_Records that describe figures_
┌──
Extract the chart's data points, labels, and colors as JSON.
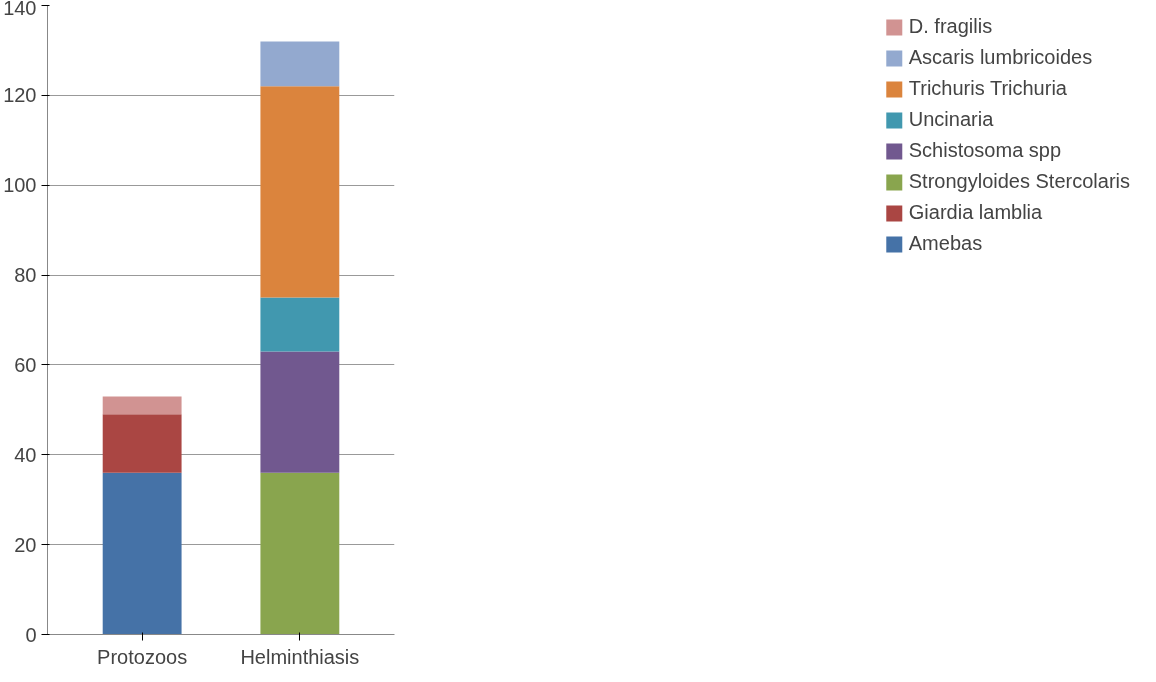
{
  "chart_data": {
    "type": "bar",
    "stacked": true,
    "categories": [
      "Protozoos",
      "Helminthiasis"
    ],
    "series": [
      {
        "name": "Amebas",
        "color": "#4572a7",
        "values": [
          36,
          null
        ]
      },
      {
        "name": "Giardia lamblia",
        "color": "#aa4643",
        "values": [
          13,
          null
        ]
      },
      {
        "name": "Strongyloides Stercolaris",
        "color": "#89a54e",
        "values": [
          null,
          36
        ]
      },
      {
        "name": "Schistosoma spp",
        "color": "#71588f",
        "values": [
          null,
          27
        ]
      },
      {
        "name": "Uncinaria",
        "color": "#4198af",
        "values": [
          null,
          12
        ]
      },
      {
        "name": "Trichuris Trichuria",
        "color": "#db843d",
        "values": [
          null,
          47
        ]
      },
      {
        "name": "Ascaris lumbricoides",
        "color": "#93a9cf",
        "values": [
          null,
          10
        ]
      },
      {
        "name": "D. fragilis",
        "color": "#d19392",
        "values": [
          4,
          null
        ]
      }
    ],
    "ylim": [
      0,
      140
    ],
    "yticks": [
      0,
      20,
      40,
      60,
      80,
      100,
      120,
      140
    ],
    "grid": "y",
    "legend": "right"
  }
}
└──
┌──
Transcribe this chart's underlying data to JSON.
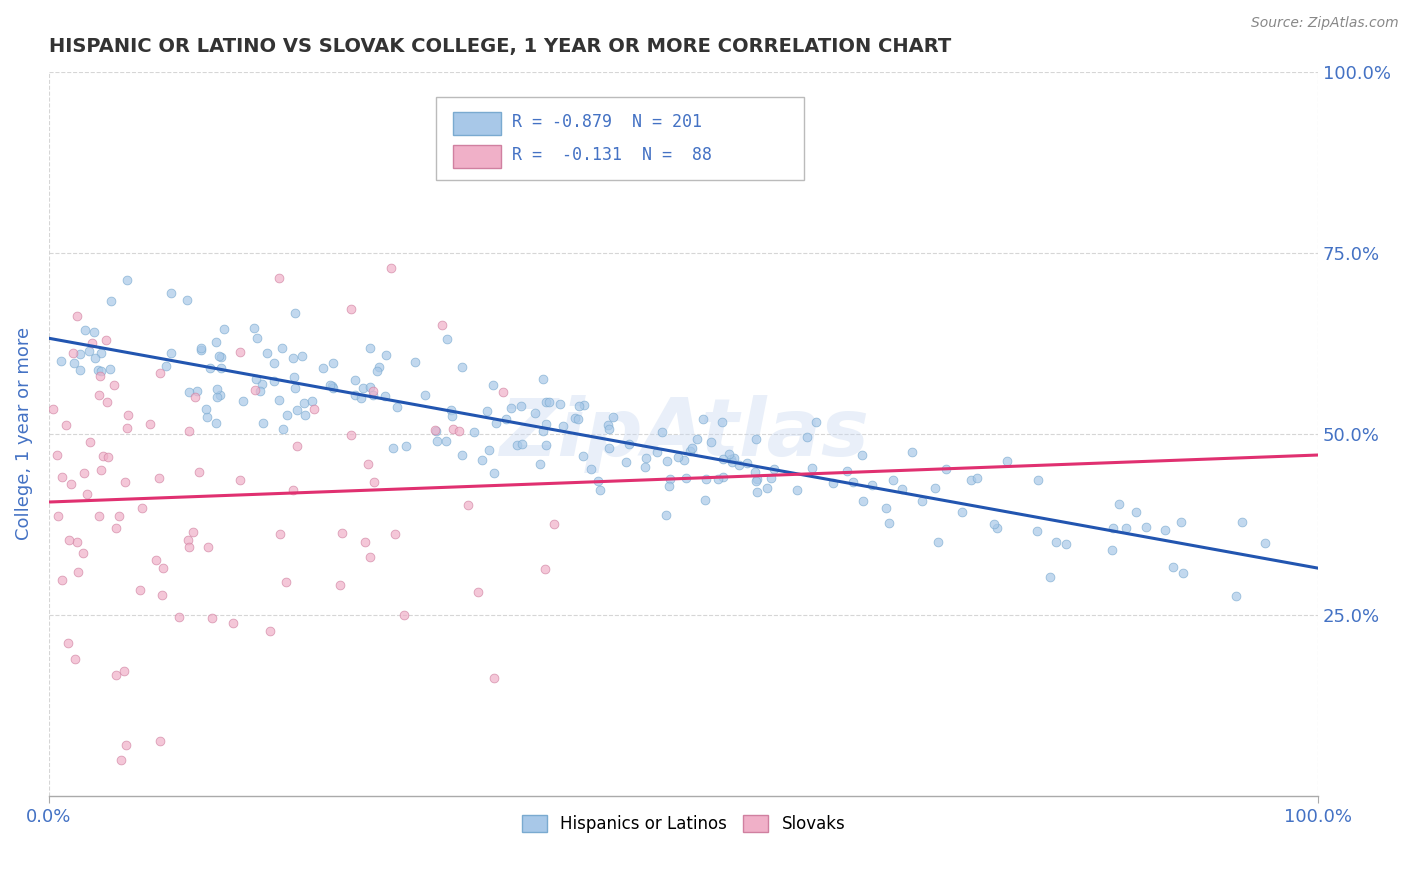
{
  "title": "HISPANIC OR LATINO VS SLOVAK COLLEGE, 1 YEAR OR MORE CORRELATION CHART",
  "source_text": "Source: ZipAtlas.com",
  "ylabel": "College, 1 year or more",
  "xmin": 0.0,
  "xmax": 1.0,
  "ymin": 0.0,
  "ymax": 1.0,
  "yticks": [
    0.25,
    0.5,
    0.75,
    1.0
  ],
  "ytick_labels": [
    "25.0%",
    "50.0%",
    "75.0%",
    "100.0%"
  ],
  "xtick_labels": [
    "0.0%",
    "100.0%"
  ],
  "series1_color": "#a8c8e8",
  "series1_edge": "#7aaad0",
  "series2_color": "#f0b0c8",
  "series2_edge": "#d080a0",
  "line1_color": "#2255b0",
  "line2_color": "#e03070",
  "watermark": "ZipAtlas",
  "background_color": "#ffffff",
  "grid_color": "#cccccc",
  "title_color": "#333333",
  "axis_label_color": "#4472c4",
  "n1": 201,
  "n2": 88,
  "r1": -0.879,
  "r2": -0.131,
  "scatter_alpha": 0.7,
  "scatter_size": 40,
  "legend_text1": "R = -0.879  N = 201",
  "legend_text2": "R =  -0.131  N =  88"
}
└──
┌──
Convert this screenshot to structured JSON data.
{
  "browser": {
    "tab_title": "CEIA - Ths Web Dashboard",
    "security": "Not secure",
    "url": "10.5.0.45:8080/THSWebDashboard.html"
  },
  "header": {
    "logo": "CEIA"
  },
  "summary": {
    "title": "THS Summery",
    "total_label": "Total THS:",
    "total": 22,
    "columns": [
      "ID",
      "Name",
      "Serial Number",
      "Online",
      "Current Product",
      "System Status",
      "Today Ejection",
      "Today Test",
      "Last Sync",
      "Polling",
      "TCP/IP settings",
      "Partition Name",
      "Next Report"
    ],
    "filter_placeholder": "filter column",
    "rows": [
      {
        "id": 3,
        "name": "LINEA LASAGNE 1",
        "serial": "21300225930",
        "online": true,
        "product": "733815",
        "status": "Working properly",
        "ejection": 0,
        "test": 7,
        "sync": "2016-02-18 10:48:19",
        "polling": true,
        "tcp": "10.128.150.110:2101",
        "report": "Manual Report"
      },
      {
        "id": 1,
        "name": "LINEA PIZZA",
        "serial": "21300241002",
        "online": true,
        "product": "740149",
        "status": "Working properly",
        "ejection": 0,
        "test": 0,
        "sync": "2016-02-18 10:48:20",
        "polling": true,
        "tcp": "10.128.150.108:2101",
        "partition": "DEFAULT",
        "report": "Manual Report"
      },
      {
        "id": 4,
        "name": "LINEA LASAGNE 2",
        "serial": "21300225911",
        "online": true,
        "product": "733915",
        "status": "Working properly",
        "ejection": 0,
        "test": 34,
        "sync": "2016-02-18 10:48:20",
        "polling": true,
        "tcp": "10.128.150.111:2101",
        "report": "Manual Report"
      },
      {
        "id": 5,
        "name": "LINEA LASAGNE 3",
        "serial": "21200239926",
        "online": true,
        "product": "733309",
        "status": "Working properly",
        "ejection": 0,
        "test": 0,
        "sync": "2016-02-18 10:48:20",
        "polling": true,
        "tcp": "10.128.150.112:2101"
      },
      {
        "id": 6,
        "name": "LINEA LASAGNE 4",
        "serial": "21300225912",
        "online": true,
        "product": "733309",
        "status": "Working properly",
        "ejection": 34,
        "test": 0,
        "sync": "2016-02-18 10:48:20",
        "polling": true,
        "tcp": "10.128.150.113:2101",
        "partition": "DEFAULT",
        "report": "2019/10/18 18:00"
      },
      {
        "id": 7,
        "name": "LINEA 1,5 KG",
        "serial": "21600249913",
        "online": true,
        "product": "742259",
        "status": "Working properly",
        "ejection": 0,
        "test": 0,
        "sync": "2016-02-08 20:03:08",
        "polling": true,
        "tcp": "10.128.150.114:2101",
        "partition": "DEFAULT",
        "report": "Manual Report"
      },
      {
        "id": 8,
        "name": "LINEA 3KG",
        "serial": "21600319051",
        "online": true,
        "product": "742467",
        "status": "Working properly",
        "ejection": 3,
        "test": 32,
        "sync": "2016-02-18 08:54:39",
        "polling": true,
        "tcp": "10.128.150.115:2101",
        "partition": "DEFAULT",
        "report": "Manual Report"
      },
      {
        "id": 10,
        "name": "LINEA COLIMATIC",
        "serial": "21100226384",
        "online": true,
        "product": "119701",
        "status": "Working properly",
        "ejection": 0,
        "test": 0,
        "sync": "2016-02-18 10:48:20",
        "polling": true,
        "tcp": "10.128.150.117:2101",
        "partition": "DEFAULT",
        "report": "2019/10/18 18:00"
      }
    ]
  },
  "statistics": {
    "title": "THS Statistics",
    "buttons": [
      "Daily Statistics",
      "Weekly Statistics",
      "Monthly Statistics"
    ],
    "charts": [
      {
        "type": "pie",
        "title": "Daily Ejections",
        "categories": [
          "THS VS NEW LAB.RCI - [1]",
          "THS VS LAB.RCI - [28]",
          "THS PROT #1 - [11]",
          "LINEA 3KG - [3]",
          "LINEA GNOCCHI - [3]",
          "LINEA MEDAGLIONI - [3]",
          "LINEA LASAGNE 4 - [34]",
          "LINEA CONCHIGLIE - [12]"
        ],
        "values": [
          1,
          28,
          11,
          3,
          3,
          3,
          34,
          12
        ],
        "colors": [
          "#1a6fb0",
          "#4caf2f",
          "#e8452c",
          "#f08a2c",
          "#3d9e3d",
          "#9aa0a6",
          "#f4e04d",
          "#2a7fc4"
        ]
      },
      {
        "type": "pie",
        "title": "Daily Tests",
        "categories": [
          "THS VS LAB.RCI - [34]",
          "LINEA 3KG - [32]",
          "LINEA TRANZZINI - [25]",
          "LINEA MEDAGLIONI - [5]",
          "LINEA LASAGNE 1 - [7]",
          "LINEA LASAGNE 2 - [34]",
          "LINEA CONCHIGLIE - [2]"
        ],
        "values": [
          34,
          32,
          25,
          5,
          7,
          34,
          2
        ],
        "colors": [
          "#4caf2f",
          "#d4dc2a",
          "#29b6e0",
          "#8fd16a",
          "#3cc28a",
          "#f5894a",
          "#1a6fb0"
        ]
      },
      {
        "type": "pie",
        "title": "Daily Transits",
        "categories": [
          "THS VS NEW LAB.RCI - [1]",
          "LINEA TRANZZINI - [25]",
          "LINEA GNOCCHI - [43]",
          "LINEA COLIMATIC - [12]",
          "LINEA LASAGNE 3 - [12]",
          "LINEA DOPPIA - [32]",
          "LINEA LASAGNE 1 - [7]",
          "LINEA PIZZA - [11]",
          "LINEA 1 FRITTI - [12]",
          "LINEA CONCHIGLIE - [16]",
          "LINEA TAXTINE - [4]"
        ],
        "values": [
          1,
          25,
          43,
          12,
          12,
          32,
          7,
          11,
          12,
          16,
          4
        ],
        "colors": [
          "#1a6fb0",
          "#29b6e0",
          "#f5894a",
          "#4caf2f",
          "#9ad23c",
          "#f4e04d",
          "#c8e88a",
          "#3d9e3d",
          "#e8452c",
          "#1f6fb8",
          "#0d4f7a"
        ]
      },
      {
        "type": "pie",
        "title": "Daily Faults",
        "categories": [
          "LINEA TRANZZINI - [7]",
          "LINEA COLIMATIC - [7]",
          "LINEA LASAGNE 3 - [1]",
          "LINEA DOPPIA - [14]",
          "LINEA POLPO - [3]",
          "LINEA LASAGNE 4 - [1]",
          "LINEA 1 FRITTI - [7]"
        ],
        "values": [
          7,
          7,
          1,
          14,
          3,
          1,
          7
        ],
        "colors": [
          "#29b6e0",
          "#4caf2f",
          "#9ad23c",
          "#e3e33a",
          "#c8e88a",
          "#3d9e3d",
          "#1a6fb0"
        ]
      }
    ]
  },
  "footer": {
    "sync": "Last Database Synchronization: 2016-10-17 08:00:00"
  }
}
└──
_Required work_
Copy each line above containing the string "CEIA".

_Full response_
    "tab_title": "CEIA - Ths Web Dashboard",
    "logo": "CEIA"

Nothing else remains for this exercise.